TASK TO COMPLETE:
Check each line of the listing, and copy it if it contains the word "capacity".

RAW DATA:
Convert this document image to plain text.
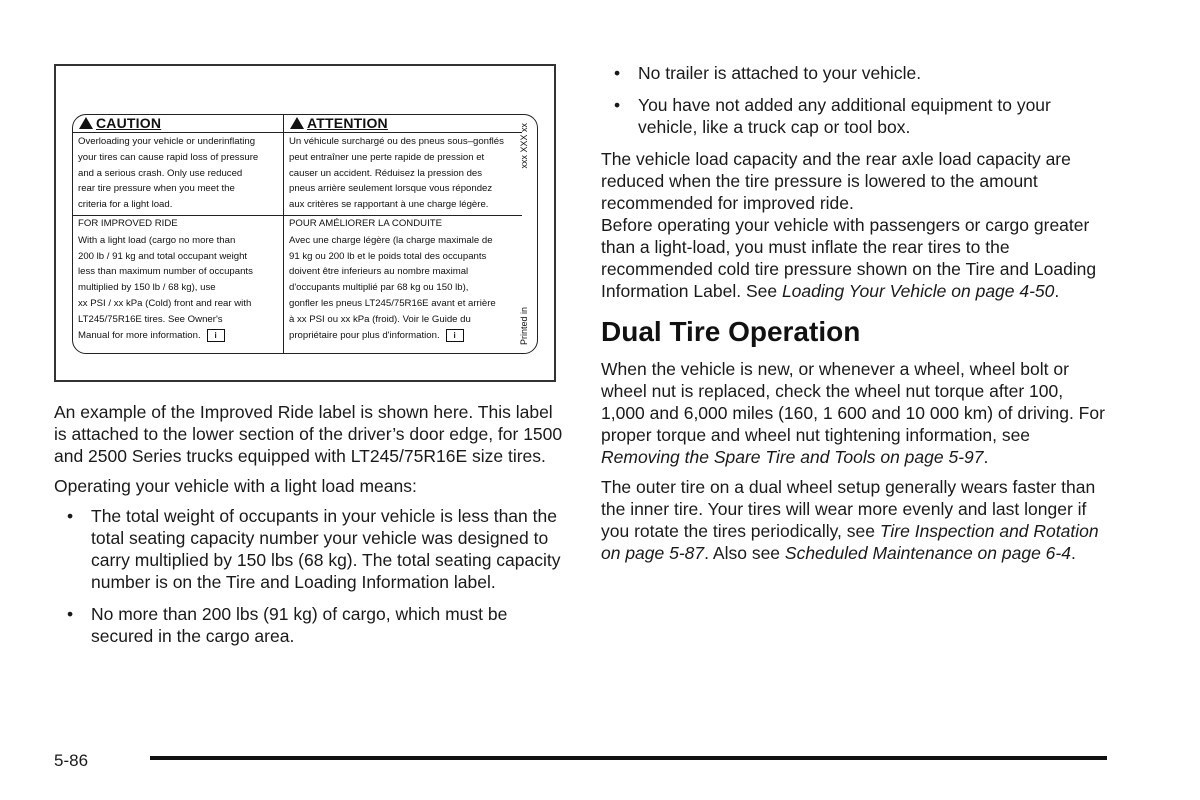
CAUTION
Overloading your vehicle or underinflating
your tires can cause rapid loss of pressure
and a serious crash. Only use reduced
rear tire pressure when you meet the
criteria for a light load.
FOR IMPROVED RIDE
With a light load (cargo no more than
200 lb / 91 kg and total occupant weight
less than maximum number of occupants
multiplied by 150 lb / 68 kg), use
xx PSI / xx kPa (Cold) front and rear with
LT245/75R16E tires. See Owner's
Manual for more information. i
ATTENTION
Un véhicule surchargé ou des pneus sous–gonflés
peut entraîner une perte rapide de pression et
causer un accident. Réduisez la pression des
pneus arrière seulement lorsque vous répondez
aux critères se rapportant à une charge légère.
POUR AMÉLIORER LA CONDUITE
Avec une charge légère (la charge maximale de
91 kg ou 200 lb et le poids total des occupants
doivent être inferieurs au nombre maximal
d'occupants multiplié par 68 kg ou 150 lb),
gonfler les pneus LT245/75R16E avant et arrière
à xx PSI ou xx kPa (froid). Voir le Guide du
propriétaire pour plus d'information. i
xxx XXX xx
Printed in

An example of the Improved Ride label is shown here. This label is attached to the lower section of the driver’s door edge, for 1500 and 2500 Series trucks equipped with LT245/75R16E size tires.

Operating your vehicle with a light load means:

• The total weight of occupants in your vehicle is less than the total seating capacity number your vehicle was designed to carry multiplied by 150 lbs (68 kg). The total seating capacity number is on the Tire and Loading Information label.
• No more than 200 lbs (91 kg) of cargo, which must be secured in the cargo area.
• No trailer is attached to your vehicle.
• You have not added any additional equipment to your vehicle, like a truck cap or tool box.

The vehicle load capacity and the rear axle load capacity are reduced when the tire pressure is lowered to the amount recommended for improved ride.

Before operating your vehicle with passengers or cargo greater than a light-load, you must inflate the rear tires to the recommended cold tire pressure shown on the Tire and Loading Information Label. See Loading Your Vehicle on page 4-50.

Dual Tire Operation

When the vehicle is new, or whenever a wheel, wheel bolt or wheel nut is replaced, check the wheel nut torque after 100, 1,000 and 6,000 miles (160, 1 600 and 10 000 km) of driving. For proper torque and wheel nut tightening information, see Removing the Spare Tire and Tools on page 5-97.

The outer tire on a dual wheel setup generally wears faster than the inner tire. Your tires will wear more evenly and last longer if you rotate the tires periodically, see Tire Inspection and Rotation on page 5-87. Also see Scheduled Maintenance on page 6-4.

5-86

COMPLETED TASK:
• The total weight of occupants in your vehicle is less than the total seating capacity number your vehicle was designed to carry multiplied by 150 lbs (68 kg). The total seating capacity number is on the Tire and Loading Information label.
The vehicle load capacity and the rear axle load capacity are reduced when the tire pressure is lowered to the amount recommended for improved ride.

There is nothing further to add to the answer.